Figure record listings
-*-*-

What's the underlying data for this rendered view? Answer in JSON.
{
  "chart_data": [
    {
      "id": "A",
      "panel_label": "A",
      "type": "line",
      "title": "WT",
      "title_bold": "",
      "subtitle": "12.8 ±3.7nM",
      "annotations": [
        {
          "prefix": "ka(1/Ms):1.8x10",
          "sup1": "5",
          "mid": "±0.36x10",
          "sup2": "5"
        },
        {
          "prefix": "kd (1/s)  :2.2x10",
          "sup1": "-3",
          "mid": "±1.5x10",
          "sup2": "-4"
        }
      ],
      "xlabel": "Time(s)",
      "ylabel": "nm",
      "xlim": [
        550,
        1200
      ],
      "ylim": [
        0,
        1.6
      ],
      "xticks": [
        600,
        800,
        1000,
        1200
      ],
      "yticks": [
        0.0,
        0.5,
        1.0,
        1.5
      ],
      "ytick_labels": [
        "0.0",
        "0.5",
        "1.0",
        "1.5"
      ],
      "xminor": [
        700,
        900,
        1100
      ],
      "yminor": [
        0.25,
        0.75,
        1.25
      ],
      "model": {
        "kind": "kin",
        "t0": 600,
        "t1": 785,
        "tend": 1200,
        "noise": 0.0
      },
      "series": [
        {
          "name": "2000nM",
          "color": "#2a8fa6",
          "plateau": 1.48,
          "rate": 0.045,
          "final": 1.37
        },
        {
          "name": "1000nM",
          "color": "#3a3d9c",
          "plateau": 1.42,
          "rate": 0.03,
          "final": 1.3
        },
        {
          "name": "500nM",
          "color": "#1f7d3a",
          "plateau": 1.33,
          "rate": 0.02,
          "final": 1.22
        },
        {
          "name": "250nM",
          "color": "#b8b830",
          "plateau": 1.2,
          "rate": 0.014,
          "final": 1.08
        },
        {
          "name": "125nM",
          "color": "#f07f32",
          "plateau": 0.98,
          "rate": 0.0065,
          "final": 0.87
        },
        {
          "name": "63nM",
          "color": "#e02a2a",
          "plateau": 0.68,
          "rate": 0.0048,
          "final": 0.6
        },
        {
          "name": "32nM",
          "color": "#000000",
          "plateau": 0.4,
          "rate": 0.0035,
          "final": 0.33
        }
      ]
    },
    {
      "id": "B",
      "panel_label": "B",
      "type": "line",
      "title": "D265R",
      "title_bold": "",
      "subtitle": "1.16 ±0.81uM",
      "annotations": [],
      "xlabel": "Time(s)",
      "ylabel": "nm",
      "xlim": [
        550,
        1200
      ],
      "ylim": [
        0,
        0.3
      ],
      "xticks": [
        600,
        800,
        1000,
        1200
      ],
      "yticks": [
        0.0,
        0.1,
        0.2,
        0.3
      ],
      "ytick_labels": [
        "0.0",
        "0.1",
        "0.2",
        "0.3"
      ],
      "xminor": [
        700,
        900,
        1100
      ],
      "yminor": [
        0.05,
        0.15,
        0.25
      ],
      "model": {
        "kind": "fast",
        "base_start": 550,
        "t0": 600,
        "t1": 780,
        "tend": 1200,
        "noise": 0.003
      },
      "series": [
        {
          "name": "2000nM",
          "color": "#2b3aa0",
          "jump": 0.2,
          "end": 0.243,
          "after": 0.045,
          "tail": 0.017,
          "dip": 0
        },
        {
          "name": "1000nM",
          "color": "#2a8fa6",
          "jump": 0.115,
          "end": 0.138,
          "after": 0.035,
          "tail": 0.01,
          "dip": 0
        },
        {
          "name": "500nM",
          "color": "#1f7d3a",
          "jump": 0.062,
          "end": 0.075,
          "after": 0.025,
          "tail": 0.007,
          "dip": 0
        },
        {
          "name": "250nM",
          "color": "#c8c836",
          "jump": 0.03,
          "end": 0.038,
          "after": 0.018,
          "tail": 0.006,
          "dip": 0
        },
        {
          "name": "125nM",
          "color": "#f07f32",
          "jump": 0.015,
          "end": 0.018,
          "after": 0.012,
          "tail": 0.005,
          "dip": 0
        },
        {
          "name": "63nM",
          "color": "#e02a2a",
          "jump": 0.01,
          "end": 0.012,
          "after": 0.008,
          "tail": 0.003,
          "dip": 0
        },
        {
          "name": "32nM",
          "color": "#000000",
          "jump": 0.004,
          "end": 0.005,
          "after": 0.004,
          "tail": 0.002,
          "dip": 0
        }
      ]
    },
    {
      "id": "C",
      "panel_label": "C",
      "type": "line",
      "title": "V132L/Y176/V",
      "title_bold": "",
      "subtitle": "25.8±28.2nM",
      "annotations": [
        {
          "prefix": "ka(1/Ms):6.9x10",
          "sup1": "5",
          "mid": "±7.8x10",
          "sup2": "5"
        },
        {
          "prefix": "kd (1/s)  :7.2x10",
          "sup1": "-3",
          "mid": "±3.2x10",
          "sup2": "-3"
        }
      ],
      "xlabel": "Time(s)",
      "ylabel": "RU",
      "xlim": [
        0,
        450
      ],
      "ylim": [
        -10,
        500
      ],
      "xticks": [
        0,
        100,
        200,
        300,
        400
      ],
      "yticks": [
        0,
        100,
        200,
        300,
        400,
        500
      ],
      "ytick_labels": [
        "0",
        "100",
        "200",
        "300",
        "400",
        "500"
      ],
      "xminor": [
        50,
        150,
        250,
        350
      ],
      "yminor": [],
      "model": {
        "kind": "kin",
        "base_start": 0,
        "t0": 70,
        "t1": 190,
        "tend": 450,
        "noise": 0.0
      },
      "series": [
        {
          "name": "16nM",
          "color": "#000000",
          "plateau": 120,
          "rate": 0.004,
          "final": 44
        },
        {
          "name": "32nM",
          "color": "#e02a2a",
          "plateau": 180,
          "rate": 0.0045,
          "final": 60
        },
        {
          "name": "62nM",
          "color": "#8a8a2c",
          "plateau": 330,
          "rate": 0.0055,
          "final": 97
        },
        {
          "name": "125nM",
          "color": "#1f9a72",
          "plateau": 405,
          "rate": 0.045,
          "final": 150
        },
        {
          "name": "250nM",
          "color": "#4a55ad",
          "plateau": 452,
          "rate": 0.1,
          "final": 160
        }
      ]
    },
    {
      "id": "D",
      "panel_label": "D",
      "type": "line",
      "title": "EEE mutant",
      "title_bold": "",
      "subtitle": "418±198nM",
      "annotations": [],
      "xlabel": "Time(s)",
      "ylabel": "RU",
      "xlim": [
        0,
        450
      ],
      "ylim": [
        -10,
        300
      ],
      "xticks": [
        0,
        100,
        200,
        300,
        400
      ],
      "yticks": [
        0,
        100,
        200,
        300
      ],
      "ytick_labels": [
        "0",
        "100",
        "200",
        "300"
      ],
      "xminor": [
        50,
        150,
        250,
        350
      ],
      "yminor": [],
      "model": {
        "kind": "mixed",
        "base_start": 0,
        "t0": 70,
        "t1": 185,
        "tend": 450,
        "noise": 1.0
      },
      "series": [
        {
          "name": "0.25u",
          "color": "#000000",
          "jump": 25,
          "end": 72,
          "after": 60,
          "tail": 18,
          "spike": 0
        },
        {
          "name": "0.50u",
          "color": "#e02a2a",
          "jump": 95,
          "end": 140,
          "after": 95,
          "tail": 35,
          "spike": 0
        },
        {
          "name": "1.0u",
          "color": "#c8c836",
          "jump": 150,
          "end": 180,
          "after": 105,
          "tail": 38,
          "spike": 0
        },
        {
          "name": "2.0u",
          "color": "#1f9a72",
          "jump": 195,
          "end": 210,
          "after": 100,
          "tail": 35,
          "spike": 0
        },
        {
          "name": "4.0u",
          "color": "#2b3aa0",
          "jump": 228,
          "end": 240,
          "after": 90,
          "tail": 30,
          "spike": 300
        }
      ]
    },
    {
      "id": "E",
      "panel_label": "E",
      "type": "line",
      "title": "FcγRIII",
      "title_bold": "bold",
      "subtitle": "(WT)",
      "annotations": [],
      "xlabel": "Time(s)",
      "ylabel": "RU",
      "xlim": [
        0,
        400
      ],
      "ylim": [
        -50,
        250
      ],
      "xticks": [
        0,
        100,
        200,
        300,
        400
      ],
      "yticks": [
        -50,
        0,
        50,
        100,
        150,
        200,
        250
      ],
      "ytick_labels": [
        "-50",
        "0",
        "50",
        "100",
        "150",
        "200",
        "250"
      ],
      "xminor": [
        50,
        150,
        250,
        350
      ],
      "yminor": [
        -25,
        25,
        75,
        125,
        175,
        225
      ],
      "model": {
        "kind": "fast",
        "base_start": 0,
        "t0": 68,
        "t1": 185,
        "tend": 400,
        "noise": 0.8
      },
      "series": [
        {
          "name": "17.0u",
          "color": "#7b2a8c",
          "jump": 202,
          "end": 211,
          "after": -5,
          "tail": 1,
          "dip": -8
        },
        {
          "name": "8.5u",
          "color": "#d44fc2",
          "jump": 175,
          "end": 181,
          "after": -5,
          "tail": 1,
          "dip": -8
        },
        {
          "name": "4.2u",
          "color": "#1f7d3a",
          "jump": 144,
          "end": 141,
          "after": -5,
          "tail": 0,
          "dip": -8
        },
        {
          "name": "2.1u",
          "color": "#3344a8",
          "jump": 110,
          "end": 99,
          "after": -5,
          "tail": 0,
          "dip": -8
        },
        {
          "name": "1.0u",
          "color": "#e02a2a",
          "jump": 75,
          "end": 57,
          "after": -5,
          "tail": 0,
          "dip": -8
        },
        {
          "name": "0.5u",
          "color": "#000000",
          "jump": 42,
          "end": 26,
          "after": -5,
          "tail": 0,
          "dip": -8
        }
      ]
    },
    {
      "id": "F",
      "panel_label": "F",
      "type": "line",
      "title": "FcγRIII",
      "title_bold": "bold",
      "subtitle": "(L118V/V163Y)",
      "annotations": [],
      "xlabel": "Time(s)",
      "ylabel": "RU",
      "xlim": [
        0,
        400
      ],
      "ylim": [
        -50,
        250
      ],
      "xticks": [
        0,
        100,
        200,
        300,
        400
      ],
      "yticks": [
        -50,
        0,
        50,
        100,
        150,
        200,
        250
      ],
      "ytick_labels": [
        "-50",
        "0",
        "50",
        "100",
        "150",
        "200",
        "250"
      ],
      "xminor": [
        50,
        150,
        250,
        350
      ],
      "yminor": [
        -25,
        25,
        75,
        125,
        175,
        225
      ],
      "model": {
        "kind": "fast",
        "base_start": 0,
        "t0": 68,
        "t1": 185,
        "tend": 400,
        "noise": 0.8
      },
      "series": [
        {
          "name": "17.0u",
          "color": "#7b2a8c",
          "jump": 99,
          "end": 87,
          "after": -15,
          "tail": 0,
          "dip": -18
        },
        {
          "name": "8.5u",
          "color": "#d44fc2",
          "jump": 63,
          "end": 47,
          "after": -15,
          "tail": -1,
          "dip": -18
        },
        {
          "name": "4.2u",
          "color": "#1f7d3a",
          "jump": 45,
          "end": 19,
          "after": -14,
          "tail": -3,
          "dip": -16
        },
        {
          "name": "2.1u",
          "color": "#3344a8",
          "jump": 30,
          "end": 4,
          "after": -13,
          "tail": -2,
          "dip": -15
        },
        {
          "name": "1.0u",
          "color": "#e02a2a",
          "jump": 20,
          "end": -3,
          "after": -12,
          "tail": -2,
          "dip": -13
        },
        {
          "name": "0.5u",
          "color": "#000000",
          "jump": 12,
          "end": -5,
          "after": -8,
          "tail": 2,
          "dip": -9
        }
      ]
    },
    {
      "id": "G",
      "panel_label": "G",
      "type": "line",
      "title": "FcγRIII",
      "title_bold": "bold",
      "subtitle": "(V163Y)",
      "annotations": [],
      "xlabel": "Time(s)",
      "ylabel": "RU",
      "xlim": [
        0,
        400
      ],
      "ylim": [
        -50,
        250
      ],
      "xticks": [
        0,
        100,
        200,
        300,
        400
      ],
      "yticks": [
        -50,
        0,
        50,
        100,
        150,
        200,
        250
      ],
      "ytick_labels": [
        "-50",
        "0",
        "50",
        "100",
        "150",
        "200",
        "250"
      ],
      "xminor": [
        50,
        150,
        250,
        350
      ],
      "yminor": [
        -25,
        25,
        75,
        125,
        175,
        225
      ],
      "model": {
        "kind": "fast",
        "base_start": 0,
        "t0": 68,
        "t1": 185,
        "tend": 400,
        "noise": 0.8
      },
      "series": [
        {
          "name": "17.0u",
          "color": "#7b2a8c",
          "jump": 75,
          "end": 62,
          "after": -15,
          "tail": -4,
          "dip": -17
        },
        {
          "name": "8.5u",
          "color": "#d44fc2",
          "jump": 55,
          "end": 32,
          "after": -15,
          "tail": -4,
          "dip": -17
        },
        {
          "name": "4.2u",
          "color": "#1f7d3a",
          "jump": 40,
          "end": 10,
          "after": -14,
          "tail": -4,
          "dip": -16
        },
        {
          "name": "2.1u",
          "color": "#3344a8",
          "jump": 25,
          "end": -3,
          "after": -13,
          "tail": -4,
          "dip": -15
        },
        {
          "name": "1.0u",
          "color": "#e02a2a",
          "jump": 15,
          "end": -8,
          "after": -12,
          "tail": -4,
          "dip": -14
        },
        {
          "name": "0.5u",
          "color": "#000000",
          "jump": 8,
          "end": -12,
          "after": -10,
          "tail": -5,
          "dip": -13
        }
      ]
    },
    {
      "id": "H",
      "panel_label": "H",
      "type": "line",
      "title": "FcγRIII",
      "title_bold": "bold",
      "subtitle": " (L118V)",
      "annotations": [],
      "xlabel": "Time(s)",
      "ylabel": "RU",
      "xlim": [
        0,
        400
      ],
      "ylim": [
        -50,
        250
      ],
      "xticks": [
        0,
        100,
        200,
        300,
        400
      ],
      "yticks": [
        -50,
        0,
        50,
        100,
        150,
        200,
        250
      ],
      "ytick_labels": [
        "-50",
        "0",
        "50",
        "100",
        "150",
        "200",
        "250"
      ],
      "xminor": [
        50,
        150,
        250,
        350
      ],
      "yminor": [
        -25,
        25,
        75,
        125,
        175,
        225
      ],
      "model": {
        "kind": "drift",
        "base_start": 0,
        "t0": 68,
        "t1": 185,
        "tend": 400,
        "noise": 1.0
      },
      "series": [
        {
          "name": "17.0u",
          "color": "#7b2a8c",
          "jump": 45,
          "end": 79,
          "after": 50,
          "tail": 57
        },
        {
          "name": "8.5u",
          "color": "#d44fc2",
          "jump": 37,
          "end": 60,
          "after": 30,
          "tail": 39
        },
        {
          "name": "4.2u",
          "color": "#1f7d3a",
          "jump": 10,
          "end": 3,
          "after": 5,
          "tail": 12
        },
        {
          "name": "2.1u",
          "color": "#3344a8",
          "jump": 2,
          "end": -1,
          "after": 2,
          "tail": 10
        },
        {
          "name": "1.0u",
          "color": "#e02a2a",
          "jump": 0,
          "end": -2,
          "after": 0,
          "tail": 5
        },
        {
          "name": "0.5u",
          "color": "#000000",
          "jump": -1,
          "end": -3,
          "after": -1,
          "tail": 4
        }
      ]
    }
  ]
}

-*-*-

Scan the material above for the word "final". Copy each line where it occurs.

SOLUTION TO THE PROBLEM:
          "final": 1.37
          "final": 1.3
          "final": 1.22
          "final": 1.08
          "final": 0.87
          "final": 0.6
          "final": 0.33
          "final": 44
          "final": 60
          "final": 97
          "final": 150
          "final": 160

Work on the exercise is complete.